### WHAT YOU HAVE TO DO
Extract each line where the string "date" shows up.

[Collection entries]
_____
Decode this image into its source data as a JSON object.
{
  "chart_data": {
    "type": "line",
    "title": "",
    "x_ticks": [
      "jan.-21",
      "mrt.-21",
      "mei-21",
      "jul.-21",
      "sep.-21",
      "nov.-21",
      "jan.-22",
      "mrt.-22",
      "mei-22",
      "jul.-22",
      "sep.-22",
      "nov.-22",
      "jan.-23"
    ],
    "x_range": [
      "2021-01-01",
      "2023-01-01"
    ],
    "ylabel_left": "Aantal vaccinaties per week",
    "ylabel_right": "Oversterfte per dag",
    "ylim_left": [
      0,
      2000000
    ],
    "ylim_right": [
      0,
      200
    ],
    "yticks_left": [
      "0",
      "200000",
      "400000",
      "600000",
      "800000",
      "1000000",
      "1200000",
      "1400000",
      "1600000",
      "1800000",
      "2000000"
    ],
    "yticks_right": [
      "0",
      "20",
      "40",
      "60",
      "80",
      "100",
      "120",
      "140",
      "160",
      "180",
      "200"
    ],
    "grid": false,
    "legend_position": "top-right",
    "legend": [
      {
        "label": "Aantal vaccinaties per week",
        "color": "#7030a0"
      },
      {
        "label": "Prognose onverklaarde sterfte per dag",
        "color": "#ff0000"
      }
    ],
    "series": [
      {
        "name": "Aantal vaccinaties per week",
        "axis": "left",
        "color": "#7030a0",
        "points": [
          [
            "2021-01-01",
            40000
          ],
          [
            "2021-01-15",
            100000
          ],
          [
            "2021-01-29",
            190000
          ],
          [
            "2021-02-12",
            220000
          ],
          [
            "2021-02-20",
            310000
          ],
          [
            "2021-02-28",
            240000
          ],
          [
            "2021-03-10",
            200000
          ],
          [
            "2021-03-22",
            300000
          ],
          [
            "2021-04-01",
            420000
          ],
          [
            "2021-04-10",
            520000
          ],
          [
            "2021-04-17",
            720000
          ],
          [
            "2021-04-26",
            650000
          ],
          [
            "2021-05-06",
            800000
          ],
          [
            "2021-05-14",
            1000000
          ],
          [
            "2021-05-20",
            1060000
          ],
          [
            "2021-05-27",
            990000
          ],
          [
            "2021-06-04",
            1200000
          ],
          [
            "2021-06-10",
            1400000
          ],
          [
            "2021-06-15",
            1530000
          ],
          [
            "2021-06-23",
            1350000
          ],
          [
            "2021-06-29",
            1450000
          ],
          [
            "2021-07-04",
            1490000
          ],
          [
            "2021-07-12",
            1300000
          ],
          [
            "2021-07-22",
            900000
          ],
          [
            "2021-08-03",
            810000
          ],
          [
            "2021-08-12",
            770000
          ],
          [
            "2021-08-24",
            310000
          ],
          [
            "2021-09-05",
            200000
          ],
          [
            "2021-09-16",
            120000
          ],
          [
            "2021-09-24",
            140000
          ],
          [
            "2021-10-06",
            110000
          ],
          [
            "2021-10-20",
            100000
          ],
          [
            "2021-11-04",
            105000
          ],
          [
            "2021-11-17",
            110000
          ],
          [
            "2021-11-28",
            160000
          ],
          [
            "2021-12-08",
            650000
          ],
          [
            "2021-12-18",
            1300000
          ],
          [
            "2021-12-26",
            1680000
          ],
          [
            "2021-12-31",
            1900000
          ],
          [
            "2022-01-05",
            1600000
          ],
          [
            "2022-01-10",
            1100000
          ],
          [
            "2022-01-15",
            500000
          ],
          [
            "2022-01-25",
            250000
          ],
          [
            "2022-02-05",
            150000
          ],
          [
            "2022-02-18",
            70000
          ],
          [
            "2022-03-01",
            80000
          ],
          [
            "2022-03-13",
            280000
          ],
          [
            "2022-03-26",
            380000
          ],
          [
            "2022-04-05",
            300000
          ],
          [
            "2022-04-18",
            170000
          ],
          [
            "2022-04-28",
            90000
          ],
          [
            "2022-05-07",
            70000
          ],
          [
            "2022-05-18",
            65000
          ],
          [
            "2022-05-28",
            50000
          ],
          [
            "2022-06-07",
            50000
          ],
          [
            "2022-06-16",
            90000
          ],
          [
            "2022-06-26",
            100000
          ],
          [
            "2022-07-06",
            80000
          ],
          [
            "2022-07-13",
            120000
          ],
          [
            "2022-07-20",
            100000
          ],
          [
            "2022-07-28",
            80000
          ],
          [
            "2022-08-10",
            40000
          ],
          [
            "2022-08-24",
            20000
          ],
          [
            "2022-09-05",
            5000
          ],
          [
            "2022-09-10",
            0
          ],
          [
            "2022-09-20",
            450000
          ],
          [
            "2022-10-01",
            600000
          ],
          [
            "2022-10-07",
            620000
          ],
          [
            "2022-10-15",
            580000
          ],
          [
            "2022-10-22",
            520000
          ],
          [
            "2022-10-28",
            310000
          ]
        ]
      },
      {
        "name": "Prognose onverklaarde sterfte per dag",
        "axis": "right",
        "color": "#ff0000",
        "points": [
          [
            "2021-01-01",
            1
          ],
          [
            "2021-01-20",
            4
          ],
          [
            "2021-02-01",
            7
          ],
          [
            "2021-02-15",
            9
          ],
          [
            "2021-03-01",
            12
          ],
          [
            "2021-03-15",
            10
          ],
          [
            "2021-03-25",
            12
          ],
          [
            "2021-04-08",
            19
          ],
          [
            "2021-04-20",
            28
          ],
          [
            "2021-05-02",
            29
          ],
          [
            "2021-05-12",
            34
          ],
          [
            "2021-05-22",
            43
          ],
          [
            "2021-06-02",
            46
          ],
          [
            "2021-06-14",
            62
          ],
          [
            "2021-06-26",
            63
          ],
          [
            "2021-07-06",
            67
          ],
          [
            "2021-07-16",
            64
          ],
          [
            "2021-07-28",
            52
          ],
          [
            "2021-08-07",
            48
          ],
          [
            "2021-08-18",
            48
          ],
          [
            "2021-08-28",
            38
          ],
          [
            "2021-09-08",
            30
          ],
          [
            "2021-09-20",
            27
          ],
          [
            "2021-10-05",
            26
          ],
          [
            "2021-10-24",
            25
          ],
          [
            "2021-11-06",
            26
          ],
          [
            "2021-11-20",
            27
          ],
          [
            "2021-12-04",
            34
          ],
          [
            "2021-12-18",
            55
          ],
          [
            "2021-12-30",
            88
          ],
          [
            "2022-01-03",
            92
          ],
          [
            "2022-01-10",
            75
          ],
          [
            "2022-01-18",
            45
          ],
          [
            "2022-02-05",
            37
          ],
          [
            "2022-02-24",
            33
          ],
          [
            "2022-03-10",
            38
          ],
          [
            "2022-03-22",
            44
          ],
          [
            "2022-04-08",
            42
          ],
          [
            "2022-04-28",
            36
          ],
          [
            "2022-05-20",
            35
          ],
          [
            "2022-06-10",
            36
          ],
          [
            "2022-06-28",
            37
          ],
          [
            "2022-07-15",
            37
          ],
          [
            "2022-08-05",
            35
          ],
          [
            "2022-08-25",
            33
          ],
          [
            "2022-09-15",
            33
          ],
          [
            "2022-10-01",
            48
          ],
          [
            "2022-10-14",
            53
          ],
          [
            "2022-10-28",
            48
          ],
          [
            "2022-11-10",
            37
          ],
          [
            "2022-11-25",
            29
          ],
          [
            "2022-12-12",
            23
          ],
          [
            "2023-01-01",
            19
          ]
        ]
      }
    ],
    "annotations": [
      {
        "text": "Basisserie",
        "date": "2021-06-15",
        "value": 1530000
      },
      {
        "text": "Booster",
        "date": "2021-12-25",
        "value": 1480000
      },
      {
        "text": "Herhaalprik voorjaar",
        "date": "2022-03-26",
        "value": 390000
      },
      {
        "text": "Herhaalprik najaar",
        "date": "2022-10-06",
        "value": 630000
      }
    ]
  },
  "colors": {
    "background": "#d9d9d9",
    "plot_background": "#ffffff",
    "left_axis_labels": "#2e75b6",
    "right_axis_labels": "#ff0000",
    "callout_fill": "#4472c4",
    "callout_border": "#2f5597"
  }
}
_____
### ANSWER TO THE TASK
        "date": "2021-06-15",
        "date": "2021-12-25",
        "date": "2022-03-26",
        "date": "2022-10-06",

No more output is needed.